[REQUIRED TASK]:
With the pictures left out, copy the listing below exactly.

+--

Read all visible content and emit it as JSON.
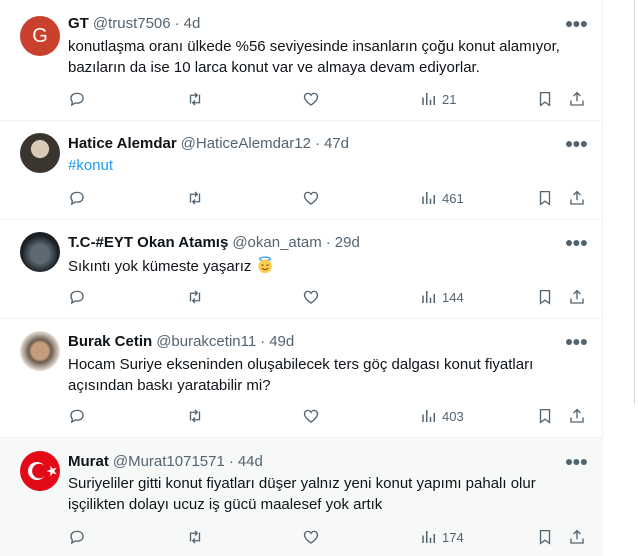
{
  "tweets": [
    {
      "name": "GT",
      "handle": "@trust7506",
      "time": "4d",
      "avatar_letter": "G",
      "avatar_color": "#c9402c",
      "lines": [
        "konutlaşma oranı ülkede %56 seviyesinde insanların çoğu konut alamıyor,",
        "bazıların da ise 10 larca konut var ve almaya devam ediyorlar."
      ],
      "views": "21"
    },
    {
      "name": "Hatice Alemdar",
      "handle": "@HaticeAlemdar12",
      "time": "47d",
      "lines": [
        "#konut"
      ],
      "views": "461"
    },
    {
      "name": "T.C-#EYT Okan Atamış",
      "handle": "@okan_atam",
      "time": "29d",
      "lines": [
        "Sıkıntı yok kümeste yaşarız"
      ],
      "emoji": "smiling-face-with-halo",
      "views": "144"
    },
    {
      "name": "Burak Cetin",
      "handle": "@burakcetin11",
      "time": "49d",
      "lines": [
        "Hocam Suriye ekseninden oluşabilecek ters göç dalgası konut fiyatları",
        "açısından baskı yaratabilir mi?"
      ],
      "views": "403"
    },
    {
      "name": "Murat",
      "handle": "@Murat1071571",
      "time": "44d",
      "lines": [
        "Suriyeliler gitti konut fiyatları düşer yalnız yeni konut yapımı pahalı olur",
        "işçilikten dolayı ucuz iş gücü maalesef yok artık"
      ],
      "views": "174"
    }
  ],
  "icons": {
    "more": "more-horizontal-icon",
    "reply": "reply-icon",
    "retweet": "retweet-icon",
    "like": "heart-icon",
    "views": "views-chart-icon",
    "bookmark": "bookmark-icon",
    "share": "share-icon"
  },
  "colors": {
    "text": "#0f1419",
    "muted": "#536471",
    "link": "#1d9bf0",
    "divider": "#eff3f4",
    "highlight_bg": "#f7f9f9"
  }
}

+--

[FINAL ANSWER]:
Read all visible content and emit it as JSON.
{
  "tweets": [
    {
      "name": "GT",
      "handle": "@trust7506",
      "time": "4d",
      "avatar_letter": "G",
      "avatar_color": "#c9402c",
      "lines": [
        "konutlaşma oranı ülkede %56 seviyesinde insanların çoğu konut alamıyor,",
        "bazıların da ise 10 larca konut var ve almaya devam ediyorlar."
      ],
      "views": "21"
    },
    {
      "name": "Hatice Alemdar",
      "handle": "@HaticeAlemdar12",
      "time": "47d",
      "lines": [
        "#konut"
      ],
      "views": "461"
    },
    {
      "name": "T.C-#EYT Okan Atamış",
      "handle": "@okan_atam",
      "time": "29d",
      "lines": [
        "Sıkıntı yok kümeste yaşarız"
      ],
      "emoji": "smiling-face-with-halo",
      "views": "144"
    },
    {
      "name": "Burak Cetin",
      "handle": "@burakcetin11",
      "time": "49d",
      "lines": [
        "Hocam Suriye ekseninden oluşabilecek ters göç dalgası konut fiyatları",
        "açısından baskı yaratabilir mi?"
      ],
      "views": "403"
    },
    {
      "name": "Murat",
      "handle": "@Murat1071571",
      "time": "44d",
      "lines": [
        "Suriyeliler gitti konut fiyatları düşer yalnız yeni konut yapımı pahalı olur",
        "işçilikten dolayı ucuz iş gücü maalesef yok artık"
      ],
      "views": "174"
    }
  ],
  "icons": {
    "more": "more-horizontal-icon",
    "reply": "reply-icon",
    "retweet": "retweet-icon",
    "like": "heart-icon",
    "views": "views-chart-icon",
    "bookmark": "bookmark-icon",
    "share": "share-icon"
  },
  "colors": {
    "text": "#0f1419",
    "muted": "#536471",
    "link": "#1d9bf0",
    "divider": "#eff3f4",
    "highlight_bg": "#f7f9f9"
  }
}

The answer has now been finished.